**WORK TO BE COMPLETED:** Go through the data below and gather each line containing "step".

**RECORDS:**
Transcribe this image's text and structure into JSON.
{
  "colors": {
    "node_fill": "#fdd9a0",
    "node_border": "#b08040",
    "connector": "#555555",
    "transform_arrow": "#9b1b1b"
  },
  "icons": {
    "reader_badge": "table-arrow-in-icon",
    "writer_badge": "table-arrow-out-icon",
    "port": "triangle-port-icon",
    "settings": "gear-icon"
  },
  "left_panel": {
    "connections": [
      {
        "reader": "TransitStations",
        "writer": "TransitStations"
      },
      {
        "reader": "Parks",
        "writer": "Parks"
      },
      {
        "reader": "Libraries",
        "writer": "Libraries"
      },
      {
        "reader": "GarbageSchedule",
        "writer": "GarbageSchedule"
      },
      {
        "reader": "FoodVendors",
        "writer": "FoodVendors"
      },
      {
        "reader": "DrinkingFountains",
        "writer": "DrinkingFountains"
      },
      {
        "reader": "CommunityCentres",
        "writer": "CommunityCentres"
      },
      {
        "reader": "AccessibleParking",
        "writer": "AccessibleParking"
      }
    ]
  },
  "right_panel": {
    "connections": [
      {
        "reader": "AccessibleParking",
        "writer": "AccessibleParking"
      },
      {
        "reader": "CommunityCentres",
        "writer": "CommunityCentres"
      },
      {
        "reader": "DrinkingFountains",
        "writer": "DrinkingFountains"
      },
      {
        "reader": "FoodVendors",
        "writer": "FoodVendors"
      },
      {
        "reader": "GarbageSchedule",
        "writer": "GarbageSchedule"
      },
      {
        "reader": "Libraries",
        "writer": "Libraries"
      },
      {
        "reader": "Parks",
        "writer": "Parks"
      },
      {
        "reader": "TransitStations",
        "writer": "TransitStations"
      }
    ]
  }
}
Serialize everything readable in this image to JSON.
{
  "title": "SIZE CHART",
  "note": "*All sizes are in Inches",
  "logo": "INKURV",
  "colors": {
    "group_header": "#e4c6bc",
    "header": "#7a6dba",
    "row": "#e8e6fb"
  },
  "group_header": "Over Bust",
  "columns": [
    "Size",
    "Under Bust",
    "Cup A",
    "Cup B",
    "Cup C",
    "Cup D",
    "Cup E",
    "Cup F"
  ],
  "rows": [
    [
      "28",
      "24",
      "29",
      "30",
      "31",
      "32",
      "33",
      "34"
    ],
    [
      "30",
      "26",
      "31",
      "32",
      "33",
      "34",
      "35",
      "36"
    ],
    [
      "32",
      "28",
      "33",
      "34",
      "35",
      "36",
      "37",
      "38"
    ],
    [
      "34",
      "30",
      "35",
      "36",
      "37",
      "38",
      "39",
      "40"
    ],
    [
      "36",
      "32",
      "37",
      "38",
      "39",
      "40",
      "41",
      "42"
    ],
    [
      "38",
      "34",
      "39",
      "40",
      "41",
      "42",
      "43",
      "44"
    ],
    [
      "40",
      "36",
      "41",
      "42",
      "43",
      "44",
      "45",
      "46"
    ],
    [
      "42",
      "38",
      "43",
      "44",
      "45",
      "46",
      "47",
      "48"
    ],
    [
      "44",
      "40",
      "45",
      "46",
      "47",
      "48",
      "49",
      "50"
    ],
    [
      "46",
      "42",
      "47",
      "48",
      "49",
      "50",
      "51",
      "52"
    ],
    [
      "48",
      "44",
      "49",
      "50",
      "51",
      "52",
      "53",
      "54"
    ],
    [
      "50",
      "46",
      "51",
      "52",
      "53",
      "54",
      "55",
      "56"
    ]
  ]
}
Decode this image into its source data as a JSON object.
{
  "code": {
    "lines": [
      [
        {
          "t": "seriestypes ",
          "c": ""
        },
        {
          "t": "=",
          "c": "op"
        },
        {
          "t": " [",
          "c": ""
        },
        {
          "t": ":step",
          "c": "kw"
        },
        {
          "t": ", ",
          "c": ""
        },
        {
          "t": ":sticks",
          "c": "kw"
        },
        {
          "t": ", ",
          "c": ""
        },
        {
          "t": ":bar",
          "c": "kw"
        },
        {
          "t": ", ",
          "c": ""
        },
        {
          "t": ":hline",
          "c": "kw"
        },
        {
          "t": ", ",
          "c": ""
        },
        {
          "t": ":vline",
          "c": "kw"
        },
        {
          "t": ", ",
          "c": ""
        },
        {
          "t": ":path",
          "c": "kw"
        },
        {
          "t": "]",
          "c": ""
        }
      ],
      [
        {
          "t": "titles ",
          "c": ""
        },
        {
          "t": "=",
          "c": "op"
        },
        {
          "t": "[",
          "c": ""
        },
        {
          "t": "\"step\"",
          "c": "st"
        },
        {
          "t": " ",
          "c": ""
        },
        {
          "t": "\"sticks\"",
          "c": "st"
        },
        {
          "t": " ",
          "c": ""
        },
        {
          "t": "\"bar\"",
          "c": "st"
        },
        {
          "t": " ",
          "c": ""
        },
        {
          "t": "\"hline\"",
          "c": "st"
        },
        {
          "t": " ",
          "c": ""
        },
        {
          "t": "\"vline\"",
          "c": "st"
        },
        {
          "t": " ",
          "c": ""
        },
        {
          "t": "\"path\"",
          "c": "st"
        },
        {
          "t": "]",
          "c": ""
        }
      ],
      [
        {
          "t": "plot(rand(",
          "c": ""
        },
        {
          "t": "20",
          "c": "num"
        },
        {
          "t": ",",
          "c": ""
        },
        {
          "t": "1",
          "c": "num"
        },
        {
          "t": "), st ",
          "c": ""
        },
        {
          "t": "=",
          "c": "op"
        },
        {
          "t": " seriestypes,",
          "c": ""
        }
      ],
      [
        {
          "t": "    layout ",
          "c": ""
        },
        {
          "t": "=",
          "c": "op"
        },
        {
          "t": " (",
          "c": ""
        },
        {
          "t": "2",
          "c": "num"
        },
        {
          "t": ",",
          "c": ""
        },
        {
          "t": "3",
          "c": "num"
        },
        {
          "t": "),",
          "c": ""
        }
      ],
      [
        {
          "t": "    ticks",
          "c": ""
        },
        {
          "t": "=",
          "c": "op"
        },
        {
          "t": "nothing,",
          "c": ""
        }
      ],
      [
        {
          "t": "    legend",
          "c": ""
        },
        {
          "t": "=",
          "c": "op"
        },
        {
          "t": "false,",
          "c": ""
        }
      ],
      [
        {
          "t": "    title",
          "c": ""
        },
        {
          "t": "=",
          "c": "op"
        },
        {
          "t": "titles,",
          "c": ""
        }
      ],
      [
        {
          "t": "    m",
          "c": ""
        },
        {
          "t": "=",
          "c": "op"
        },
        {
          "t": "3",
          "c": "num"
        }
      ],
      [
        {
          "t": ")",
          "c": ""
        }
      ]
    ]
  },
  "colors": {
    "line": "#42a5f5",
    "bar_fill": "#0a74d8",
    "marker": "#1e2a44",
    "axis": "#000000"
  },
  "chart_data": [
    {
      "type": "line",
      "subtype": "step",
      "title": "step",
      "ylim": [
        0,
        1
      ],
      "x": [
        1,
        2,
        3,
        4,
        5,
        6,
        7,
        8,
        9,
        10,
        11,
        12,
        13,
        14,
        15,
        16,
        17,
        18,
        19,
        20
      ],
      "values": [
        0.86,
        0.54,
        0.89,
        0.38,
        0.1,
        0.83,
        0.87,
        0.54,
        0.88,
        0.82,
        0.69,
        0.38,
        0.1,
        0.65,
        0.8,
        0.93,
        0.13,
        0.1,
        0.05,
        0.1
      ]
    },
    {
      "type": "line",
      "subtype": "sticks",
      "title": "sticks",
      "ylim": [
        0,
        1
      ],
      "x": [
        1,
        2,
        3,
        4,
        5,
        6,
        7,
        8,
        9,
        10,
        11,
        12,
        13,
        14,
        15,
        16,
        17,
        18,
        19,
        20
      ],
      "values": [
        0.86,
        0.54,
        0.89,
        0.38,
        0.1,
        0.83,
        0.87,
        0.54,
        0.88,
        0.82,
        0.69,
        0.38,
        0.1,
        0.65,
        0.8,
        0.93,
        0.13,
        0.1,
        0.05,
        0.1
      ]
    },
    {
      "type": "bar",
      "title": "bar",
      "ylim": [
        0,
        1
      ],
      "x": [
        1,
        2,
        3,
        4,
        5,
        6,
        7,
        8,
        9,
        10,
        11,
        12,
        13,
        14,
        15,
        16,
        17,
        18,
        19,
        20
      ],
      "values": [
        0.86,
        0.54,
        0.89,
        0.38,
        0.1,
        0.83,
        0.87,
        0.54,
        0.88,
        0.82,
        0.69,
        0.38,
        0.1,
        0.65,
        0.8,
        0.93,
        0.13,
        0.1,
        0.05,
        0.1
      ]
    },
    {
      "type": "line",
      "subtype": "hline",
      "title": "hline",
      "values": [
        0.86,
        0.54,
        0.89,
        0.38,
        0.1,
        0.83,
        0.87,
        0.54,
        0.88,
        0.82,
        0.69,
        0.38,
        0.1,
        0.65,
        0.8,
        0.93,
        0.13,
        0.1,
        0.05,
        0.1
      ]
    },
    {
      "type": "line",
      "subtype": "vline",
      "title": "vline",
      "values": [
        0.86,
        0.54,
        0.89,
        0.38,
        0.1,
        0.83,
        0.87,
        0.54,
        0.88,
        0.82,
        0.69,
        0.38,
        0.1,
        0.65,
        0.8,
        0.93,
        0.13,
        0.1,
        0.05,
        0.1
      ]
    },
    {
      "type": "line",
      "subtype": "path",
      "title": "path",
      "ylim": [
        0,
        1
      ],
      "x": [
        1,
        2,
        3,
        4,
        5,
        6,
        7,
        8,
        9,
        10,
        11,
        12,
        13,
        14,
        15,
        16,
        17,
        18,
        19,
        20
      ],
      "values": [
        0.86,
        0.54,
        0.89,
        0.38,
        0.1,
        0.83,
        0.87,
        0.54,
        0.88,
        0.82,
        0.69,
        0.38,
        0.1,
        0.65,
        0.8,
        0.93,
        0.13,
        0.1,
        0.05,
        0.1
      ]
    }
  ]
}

**CORRECT RESULT:**
          "t": ":step",
          "t": "\"step\"",
      "subtype": "step",
      "title": "step",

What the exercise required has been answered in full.